Exercise instructions:
Copy each line in which the string "JSON" occurs.

Records for the exercise:
** start **
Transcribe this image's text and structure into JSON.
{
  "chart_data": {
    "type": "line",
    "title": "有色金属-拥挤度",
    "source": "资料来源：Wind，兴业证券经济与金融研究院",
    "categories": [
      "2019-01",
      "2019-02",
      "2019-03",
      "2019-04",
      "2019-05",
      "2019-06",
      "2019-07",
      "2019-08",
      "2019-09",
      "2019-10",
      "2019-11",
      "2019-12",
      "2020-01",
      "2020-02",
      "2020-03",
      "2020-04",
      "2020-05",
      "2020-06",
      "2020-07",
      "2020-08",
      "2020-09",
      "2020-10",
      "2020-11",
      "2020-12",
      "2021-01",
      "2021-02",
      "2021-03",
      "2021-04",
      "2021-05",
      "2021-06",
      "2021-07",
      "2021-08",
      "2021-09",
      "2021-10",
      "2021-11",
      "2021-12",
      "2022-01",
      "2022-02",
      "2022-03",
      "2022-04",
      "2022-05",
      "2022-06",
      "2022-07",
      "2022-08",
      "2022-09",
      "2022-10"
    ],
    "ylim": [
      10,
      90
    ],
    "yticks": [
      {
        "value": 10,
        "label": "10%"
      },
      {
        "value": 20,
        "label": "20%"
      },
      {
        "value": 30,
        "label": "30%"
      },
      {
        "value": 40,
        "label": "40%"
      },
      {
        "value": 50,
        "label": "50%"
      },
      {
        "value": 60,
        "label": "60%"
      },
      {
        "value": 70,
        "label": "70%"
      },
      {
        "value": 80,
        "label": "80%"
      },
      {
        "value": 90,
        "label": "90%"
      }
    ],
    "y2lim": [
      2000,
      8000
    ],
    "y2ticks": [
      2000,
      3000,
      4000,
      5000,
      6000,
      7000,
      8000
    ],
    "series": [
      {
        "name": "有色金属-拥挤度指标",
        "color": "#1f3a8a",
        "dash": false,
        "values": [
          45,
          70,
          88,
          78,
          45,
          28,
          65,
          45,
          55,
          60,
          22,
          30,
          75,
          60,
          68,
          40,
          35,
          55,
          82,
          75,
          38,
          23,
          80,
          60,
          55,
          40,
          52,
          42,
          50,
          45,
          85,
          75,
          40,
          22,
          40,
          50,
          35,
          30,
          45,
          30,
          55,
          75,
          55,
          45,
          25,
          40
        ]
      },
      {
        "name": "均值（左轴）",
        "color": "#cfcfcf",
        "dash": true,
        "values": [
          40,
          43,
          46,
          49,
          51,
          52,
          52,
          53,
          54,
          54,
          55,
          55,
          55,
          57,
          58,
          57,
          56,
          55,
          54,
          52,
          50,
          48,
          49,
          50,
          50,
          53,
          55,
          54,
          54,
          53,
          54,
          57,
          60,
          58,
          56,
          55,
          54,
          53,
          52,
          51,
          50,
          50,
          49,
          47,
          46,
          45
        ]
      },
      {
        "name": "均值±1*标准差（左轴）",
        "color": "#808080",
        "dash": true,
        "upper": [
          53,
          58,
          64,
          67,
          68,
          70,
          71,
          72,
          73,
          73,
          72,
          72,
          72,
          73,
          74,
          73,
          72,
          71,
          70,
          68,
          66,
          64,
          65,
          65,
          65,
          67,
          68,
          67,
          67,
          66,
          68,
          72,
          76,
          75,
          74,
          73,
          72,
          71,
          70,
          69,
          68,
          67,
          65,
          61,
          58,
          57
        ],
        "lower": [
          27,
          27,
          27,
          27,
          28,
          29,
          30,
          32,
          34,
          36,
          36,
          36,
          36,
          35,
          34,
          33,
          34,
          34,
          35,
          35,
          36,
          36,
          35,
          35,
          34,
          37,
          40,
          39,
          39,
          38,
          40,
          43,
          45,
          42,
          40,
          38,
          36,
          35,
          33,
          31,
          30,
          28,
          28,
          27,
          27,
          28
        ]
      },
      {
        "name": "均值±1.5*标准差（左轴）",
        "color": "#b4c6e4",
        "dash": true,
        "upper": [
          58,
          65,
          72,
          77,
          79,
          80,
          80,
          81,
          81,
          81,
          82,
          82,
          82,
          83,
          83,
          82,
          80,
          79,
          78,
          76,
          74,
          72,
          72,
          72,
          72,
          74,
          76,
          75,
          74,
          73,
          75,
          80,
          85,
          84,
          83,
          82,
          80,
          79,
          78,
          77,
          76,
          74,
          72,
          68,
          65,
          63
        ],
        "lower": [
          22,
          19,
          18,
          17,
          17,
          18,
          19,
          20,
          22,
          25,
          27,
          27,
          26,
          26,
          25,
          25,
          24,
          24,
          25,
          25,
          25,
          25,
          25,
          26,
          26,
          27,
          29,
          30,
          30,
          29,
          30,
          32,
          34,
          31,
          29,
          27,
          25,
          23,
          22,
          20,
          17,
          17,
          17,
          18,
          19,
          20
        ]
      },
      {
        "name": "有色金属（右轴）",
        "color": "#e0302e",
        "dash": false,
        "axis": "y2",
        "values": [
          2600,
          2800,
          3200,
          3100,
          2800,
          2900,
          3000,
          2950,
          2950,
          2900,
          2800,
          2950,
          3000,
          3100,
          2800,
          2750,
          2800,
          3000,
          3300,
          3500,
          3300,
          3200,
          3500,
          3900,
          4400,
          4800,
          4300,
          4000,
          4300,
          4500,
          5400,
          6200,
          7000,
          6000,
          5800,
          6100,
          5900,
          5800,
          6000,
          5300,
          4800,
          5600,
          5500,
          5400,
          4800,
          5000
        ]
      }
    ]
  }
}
** end **
** start **
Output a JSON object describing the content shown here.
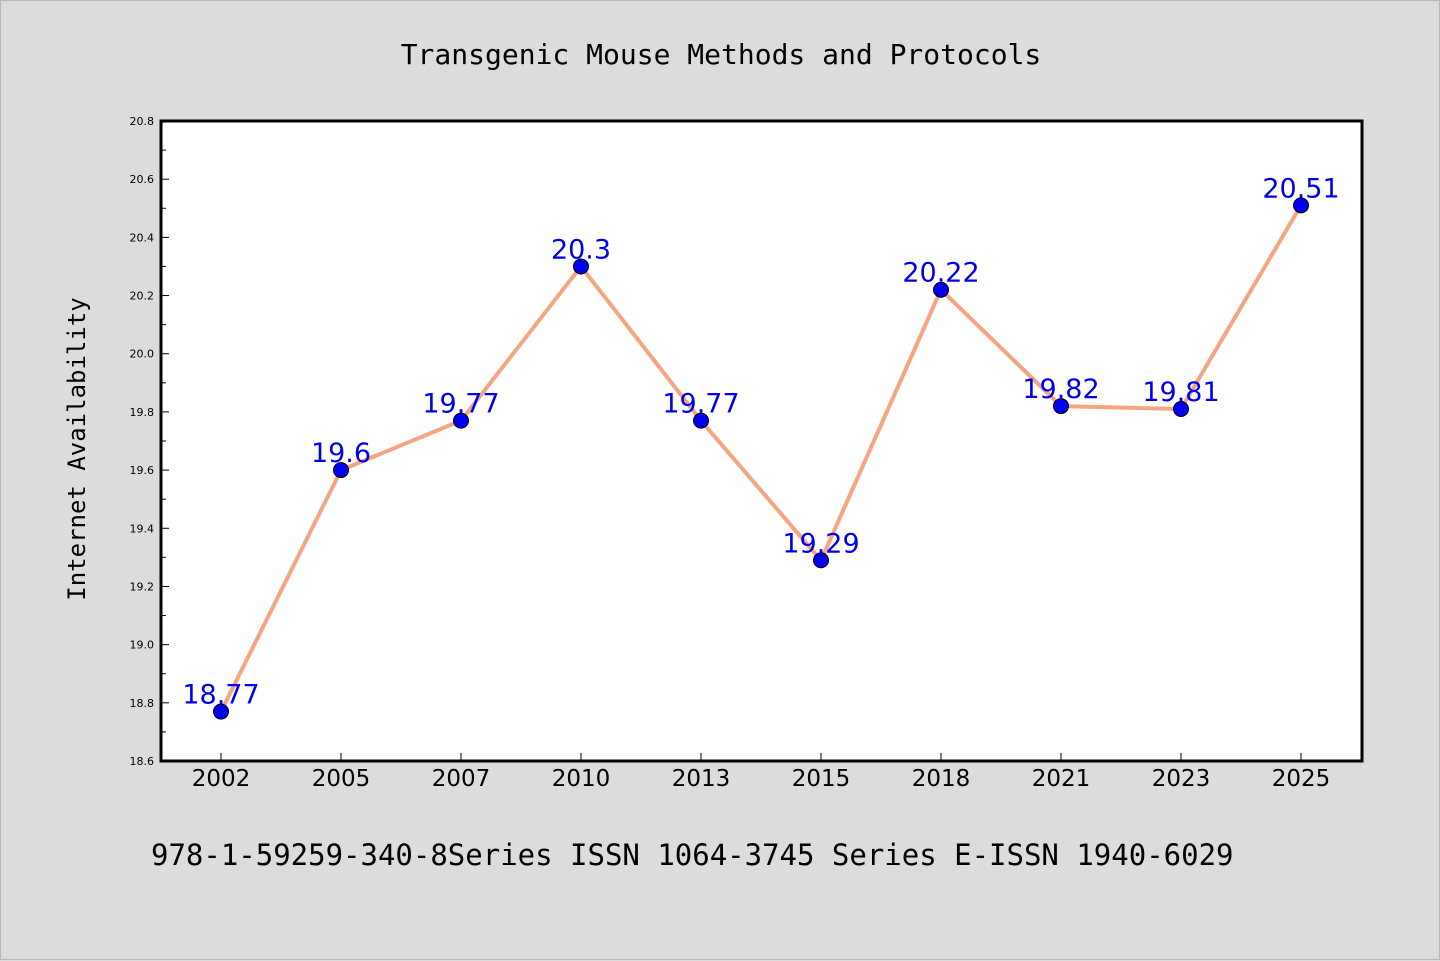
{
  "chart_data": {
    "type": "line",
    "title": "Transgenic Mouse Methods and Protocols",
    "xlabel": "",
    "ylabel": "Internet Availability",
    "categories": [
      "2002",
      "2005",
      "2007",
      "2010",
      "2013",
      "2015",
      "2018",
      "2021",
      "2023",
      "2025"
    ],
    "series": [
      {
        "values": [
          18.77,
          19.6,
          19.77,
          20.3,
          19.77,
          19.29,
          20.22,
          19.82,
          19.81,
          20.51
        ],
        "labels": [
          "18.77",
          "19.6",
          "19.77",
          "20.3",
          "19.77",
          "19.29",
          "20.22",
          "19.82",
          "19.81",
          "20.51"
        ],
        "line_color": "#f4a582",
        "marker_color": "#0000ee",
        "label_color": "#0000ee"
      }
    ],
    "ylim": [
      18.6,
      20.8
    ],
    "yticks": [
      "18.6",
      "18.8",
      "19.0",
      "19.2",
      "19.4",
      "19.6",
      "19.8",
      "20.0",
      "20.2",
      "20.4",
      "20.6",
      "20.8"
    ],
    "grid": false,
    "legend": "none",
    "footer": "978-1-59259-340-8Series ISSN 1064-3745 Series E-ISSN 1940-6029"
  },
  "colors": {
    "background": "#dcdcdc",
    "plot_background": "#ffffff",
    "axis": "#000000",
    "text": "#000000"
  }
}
** end **
Answer in full:
Transcribe this image's text and structure into JSON.
Output a JSON object describing the content shown here.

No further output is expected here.